[WHAT THE TASK ASKS] Pick out the lines below that include the string "marriages".

--- START RECORD SET ---

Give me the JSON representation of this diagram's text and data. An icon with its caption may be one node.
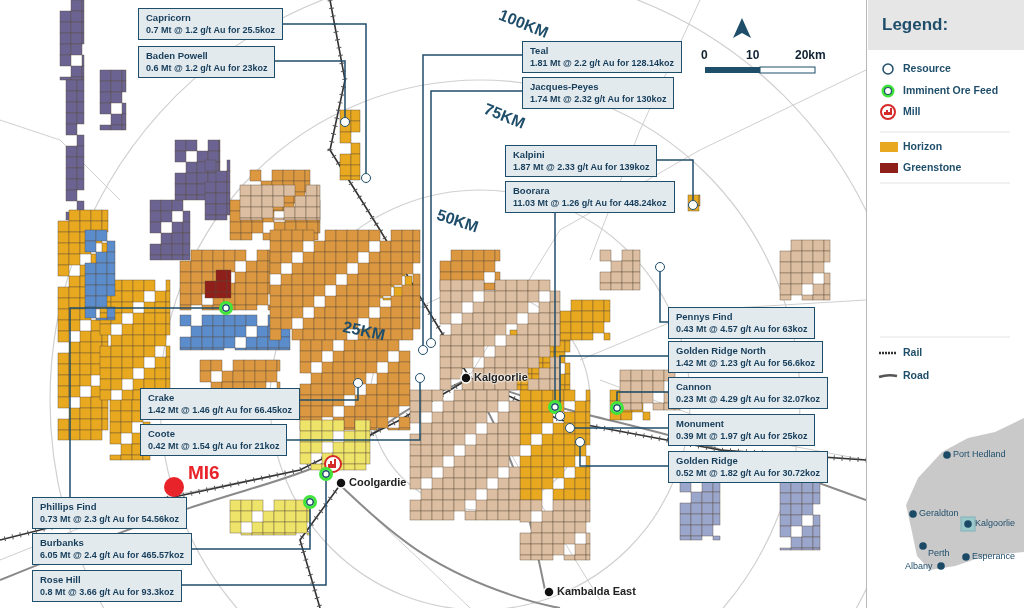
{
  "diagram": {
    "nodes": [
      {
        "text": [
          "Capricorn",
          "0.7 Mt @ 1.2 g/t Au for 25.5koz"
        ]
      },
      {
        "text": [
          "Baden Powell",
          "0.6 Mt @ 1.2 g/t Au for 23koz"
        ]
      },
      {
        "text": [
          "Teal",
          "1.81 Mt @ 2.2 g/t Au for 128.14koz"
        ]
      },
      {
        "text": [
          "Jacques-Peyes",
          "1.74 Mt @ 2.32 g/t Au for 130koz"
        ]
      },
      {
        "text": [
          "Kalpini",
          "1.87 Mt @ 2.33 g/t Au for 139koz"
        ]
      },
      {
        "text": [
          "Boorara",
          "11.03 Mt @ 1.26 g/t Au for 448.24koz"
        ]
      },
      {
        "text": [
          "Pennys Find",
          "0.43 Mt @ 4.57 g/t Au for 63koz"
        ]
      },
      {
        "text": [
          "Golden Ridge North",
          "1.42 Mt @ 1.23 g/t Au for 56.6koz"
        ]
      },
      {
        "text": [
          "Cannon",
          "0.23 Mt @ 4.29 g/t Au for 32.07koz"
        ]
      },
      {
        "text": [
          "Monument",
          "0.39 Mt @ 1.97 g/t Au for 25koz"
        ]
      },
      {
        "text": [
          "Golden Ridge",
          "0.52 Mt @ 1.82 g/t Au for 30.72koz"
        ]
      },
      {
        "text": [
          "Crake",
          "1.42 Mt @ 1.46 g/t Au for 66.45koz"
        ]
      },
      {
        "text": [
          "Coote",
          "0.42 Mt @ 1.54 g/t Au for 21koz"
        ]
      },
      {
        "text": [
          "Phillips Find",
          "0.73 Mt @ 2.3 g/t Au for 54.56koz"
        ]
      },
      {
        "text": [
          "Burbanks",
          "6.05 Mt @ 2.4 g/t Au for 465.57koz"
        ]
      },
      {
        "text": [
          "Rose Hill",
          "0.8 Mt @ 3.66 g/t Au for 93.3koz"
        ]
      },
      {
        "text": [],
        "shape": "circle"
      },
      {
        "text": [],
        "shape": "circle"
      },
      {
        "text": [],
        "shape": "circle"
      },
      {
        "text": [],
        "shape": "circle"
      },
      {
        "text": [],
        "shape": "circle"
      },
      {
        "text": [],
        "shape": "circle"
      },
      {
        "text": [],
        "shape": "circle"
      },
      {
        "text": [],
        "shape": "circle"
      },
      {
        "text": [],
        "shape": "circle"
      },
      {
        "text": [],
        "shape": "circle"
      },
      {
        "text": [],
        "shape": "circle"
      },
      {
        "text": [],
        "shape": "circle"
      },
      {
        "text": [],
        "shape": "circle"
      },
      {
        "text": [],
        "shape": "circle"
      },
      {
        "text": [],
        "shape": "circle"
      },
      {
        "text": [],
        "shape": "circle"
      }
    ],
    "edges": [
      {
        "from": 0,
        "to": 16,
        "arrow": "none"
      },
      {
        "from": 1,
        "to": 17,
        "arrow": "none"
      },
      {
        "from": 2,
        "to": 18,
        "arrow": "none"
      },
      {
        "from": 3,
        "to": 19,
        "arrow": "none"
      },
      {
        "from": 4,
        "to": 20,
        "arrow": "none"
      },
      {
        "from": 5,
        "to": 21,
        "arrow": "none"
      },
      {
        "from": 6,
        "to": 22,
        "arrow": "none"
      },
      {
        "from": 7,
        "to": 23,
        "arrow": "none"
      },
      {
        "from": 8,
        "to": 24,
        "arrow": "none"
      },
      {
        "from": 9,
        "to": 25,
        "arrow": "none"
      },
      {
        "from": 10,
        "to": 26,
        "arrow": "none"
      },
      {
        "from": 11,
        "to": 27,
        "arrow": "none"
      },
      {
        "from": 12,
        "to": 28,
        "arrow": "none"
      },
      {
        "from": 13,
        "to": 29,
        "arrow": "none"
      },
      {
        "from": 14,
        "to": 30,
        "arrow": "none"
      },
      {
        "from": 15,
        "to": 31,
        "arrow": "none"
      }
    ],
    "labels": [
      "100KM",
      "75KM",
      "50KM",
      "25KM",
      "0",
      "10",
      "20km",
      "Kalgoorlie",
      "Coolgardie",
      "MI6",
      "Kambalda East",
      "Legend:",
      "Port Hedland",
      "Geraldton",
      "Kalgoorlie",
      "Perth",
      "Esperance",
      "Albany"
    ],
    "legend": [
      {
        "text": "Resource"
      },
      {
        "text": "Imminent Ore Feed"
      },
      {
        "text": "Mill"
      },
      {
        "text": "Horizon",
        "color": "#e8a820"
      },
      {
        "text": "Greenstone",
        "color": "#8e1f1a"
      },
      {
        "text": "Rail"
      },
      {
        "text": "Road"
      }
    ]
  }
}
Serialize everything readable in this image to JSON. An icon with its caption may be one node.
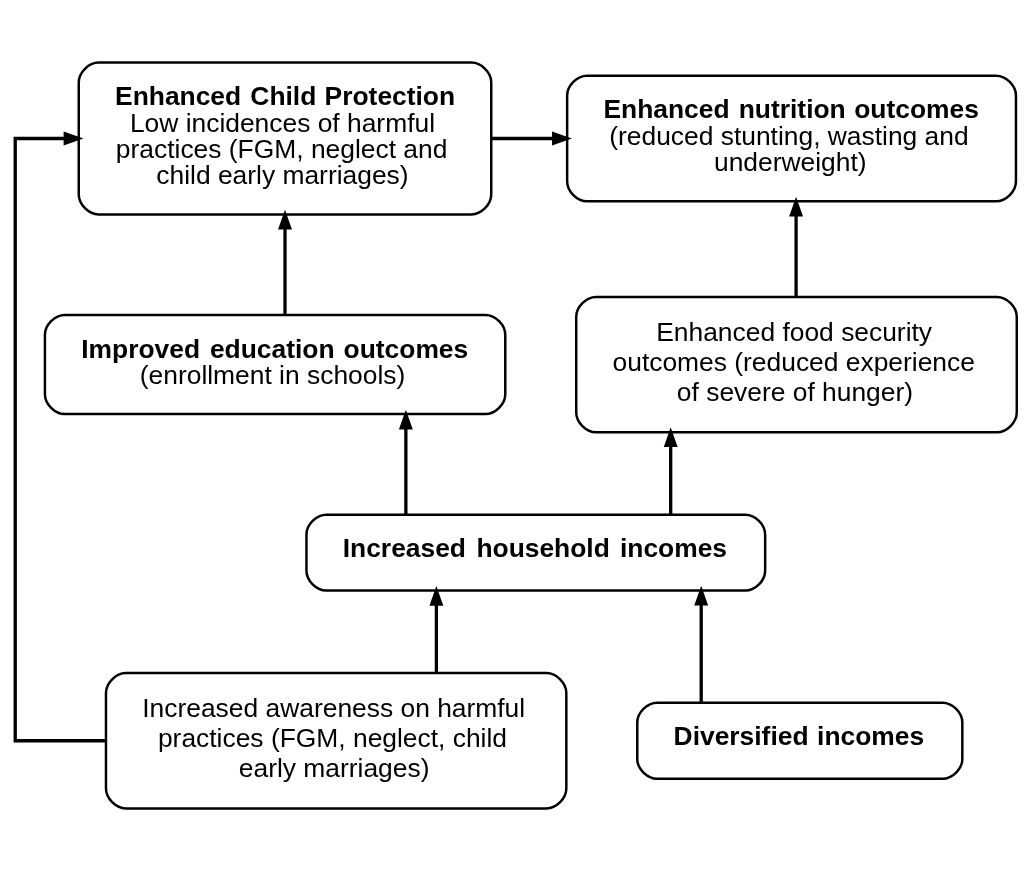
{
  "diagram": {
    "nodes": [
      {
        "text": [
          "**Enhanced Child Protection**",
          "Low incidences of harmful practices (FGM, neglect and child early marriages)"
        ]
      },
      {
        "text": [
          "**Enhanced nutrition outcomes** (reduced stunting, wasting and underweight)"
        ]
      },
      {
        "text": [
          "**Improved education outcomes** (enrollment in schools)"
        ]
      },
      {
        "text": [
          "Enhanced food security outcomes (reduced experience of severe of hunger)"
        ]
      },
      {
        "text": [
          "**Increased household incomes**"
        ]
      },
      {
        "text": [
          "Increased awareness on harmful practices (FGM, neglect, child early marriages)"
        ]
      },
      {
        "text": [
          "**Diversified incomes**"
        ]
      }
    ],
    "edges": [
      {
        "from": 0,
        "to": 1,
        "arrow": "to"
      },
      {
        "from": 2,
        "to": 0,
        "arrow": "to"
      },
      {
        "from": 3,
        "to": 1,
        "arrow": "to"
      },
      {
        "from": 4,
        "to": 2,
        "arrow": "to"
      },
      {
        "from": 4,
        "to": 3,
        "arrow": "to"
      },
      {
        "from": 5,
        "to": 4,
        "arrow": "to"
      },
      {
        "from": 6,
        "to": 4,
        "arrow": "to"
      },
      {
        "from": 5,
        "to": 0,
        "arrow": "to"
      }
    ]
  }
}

--- END RECORD SET ---
--- START RECORD SET ---

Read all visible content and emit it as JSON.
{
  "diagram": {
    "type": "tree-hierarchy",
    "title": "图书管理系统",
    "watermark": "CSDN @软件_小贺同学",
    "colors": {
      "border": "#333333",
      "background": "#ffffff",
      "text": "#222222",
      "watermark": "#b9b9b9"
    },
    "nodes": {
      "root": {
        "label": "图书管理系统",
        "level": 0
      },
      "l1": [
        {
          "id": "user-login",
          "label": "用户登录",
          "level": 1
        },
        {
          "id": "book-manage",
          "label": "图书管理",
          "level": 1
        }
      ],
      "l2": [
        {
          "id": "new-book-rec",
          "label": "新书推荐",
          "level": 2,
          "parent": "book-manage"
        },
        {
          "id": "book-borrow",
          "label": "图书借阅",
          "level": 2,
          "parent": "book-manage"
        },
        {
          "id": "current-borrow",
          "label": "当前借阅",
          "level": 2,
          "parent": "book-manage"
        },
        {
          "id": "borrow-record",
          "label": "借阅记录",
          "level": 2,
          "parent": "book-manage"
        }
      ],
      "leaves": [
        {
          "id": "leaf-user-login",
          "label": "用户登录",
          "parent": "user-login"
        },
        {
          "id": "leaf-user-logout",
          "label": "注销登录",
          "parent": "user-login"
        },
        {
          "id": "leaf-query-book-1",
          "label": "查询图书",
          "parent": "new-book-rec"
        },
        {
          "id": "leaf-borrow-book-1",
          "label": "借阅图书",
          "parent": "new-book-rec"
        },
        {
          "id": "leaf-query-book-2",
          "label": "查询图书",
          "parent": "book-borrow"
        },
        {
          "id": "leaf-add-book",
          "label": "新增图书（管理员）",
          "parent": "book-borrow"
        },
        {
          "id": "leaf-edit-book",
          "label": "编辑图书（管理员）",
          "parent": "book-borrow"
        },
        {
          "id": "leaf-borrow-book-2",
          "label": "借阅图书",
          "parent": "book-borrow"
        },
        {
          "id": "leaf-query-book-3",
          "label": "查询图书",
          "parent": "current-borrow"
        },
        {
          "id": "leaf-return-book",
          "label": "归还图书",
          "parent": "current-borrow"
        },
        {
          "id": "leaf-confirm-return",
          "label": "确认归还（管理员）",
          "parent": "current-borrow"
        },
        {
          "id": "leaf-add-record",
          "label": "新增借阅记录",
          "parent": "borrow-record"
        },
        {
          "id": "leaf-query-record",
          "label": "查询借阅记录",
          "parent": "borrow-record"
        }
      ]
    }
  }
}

--- END RECORD SET ---

[FINAL RESULT]
          "Low incidences of harmful practices (FGM, neglect and child early marriages)"
          "Increased awareness on harmful practices (FGM, neglect, child early marriages)"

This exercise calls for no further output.